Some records
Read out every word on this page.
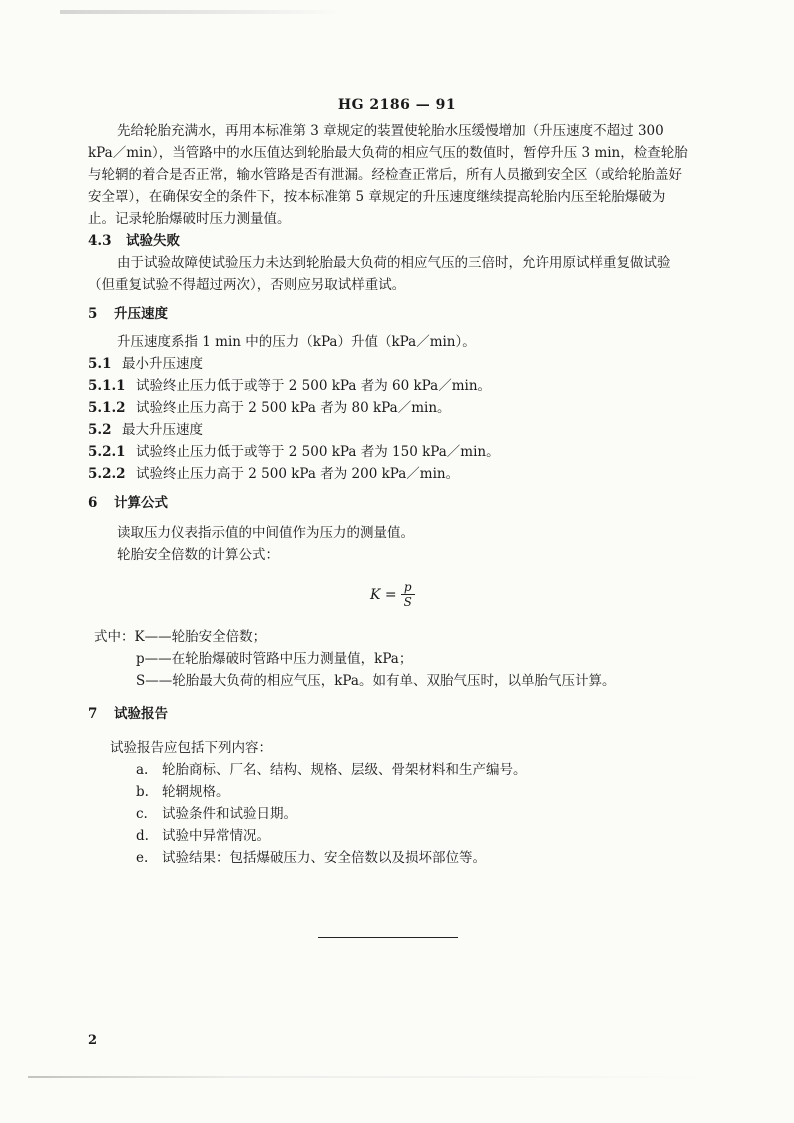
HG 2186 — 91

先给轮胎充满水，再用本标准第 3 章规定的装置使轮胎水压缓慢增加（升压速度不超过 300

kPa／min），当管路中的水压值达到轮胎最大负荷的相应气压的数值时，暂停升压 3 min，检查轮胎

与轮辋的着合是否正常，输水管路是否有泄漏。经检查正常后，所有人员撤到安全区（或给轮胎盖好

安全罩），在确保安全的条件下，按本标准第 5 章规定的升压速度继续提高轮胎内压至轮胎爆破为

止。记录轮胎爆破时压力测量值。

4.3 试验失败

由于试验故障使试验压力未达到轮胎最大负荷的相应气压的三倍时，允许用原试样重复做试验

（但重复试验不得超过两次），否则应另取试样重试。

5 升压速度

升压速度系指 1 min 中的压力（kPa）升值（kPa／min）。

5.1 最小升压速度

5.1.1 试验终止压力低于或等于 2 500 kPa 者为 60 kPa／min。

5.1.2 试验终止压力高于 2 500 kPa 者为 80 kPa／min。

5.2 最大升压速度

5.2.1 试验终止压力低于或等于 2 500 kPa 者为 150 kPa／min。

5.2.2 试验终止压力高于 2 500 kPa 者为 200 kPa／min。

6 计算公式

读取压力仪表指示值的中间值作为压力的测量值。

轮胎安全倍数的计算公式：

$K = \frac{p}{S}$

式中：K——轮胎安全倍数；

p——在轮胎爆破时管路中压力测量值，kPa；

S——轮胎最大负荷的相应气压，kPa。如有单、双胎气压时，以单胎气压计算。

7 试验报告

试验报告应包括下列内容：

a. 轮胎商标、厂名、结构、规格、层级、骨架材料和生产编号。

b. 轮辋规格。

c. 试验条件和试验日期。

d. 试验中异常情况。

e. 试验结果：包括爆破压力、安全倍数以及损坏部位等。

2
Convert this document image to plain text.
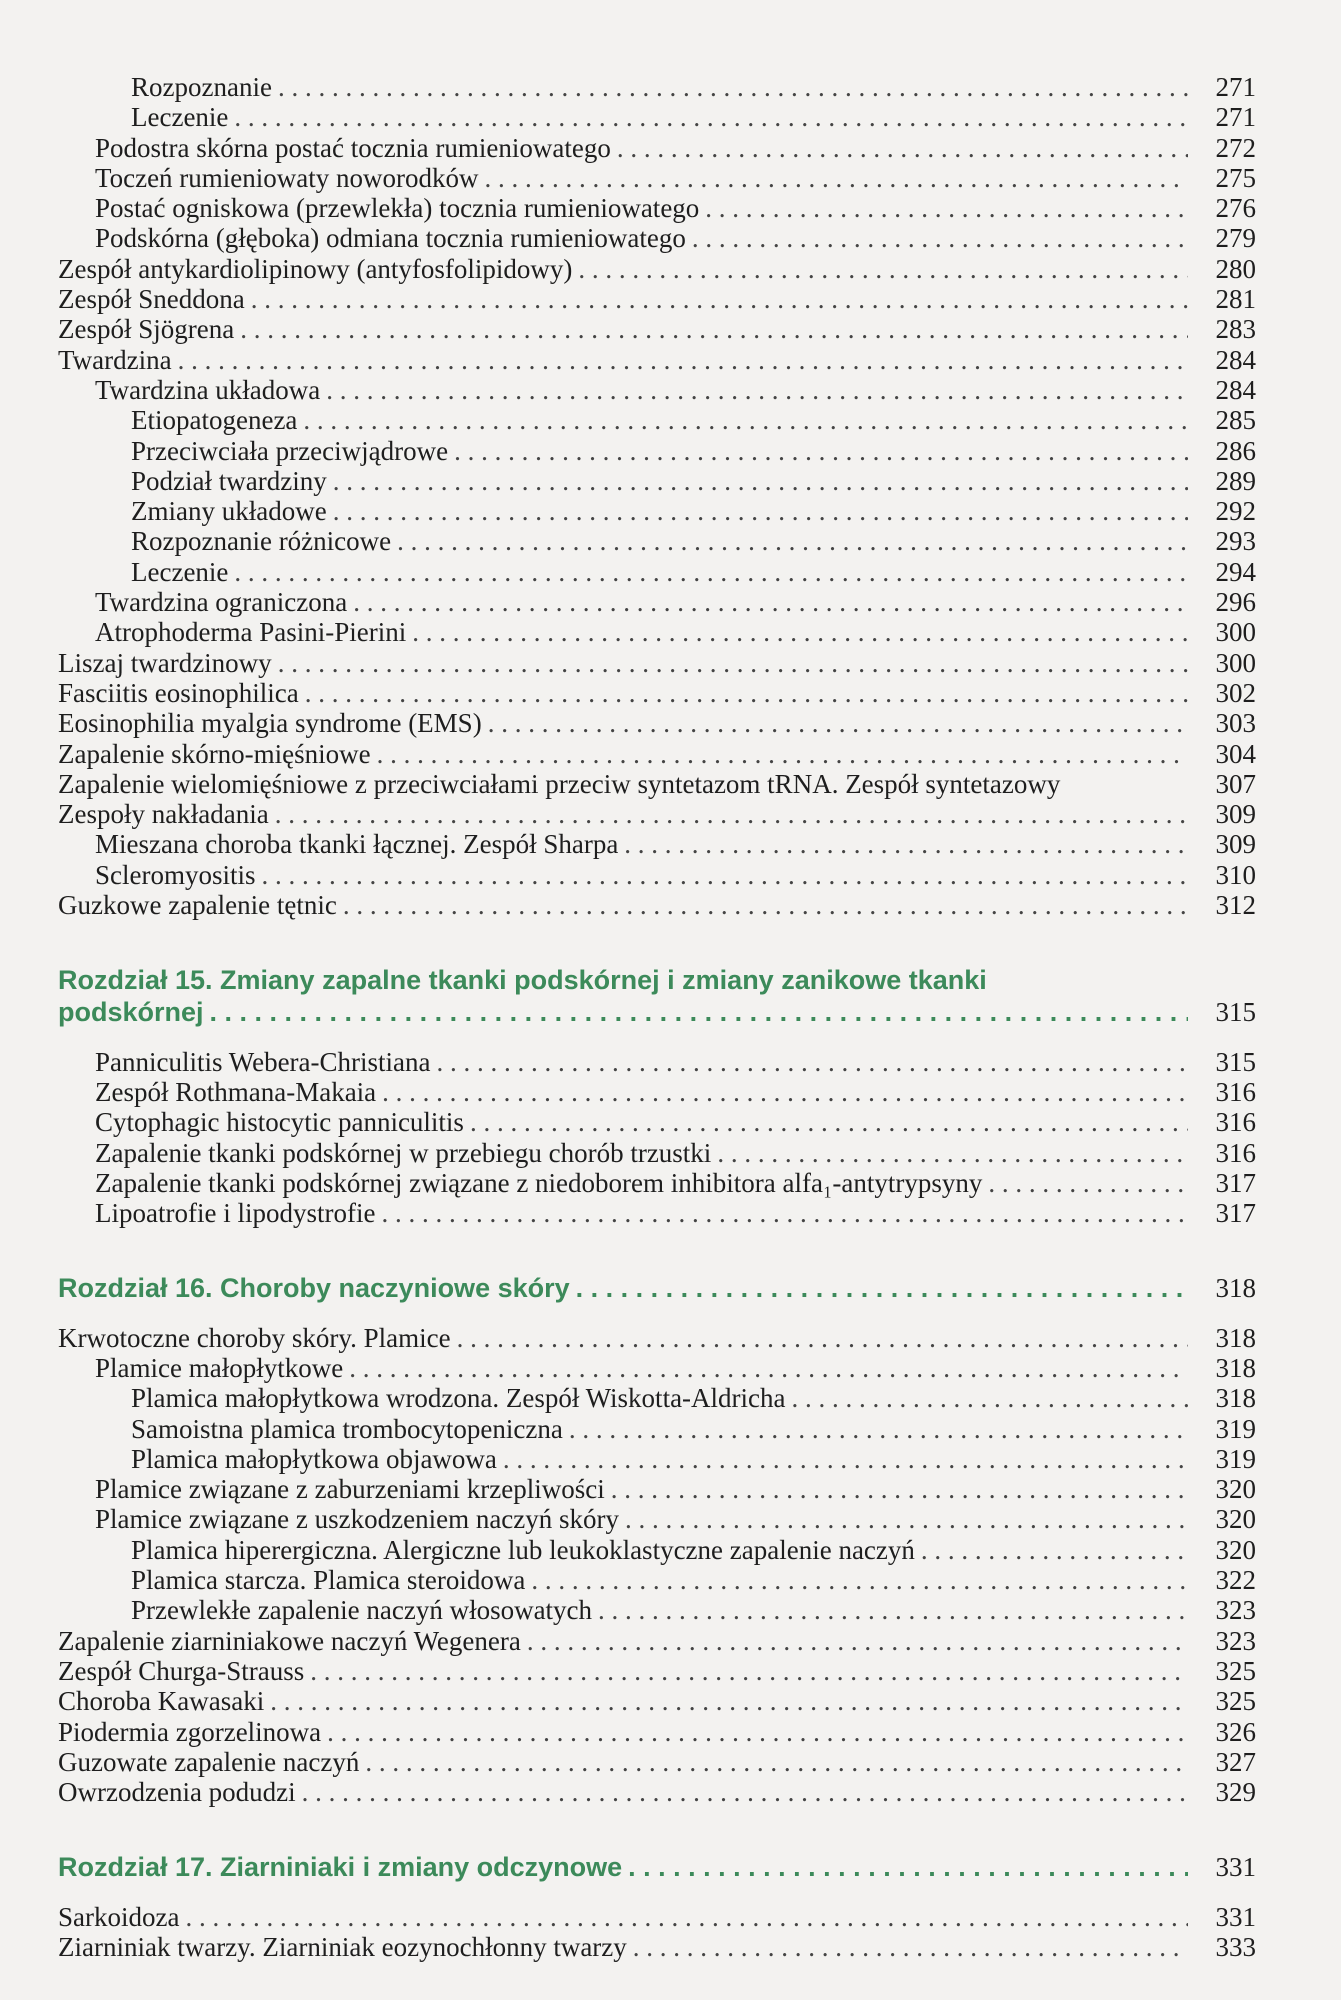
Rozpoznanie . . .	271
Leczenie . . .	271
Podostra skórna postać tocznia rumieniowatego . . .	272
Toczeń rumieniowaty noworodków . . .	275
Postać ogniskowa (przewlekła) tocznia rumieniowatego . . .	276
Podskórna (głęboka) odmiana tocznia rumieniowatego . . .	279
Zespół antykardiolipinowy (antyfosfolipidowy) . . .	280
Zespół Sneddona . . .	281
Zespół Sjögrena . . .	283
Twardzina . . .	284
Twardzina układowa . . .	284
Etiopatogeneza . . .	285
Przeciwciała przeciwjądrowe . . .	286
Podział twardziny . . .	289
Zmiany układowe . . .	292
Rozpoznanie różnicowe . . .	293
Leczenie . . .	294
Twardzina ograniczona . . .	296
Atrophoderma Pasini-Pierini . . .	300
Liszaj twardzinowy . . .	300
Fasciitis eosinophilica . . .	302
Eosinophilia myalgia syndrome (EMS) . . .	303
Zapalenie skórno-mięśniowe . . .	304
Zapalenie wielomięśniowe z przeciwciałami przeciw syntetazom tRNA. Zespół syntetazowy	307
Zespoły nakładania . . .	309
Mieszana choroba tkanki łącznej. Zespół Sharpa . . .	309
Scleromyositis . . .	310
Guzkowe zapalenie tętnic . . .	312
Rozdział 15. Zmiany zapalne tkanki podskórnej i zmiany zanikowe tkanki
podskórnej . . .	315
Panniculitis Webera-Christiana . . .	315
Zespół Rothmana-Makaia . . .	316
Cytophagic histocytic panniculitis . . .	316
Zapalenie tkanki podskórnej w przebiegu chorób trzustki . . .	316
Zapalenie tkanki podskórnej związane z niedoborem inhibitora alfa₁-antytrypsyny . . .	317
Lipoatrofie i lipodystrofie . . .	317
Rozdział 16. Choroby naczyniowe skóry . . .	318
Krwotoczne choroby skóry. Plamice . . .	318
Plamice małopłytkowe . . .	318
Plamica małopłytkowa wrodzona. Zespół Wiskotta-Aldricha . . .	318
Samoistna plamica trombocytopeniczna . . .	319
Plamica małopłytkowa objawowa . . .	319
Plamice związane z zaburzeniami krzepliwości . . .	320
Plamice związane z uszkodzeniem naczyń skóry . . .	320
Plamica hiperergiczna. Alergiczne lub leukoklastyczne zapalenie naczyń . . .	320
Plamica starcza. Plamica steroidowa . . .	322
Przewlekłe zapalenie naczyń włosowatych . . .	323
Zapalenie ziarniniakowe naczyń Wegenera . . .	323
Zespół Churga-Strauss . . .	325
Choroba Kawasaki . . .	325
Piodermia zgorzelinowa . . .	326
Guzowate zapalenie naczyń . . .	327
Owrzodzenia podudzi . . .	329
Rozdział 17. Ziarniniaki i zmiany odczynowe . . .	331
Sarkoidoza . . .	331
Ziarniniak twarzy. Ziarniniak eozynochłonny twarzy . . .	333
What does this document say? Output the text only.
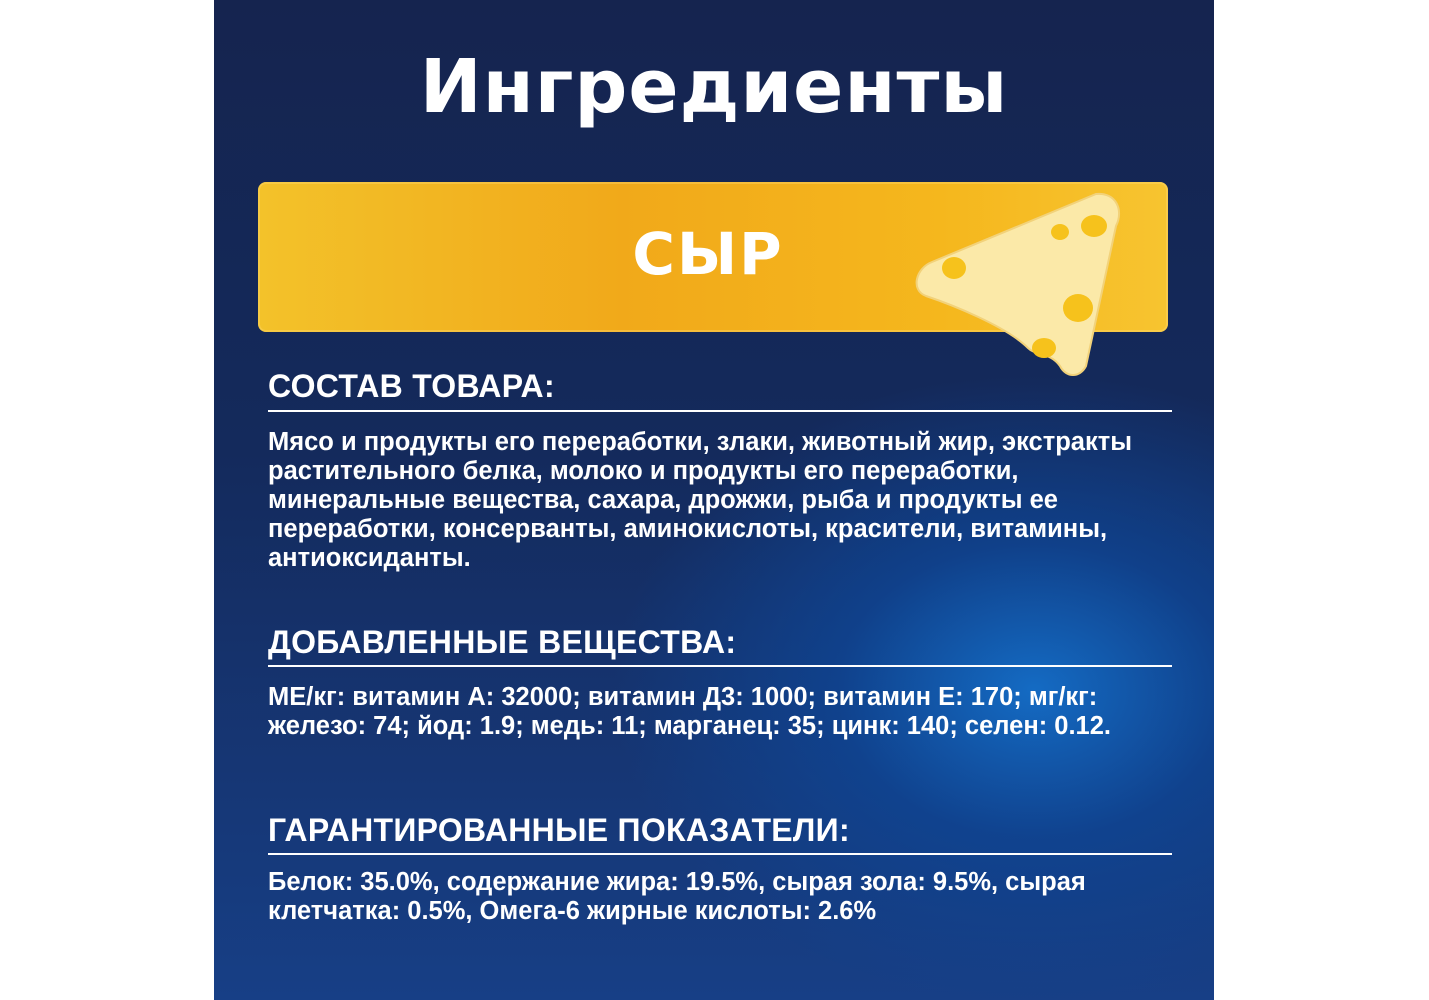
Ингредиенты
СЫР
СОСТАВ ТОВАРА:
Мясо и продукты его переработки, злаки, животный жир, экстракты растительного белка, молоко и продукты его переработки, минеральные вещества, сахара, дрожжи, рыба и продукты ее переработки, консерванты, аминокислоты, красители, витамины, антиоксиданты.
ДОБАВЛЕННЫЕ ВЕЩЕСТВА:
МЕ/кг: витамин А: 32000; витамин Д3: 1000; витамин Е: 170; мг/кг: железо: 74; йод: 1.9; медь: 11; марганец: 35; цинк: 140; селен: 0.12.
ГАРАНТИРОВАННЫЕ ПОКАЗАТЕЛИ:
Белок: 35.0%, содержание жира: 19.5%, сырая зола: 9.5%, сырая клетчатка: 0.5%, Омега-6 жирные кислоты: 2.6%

Problem requirements
Gather every line from the listing above in which "Rozpoznanie" appears, and copy those lines.

Result
Rozpoznanie . . .	271
Rozpoznanie różnicowe . . .	293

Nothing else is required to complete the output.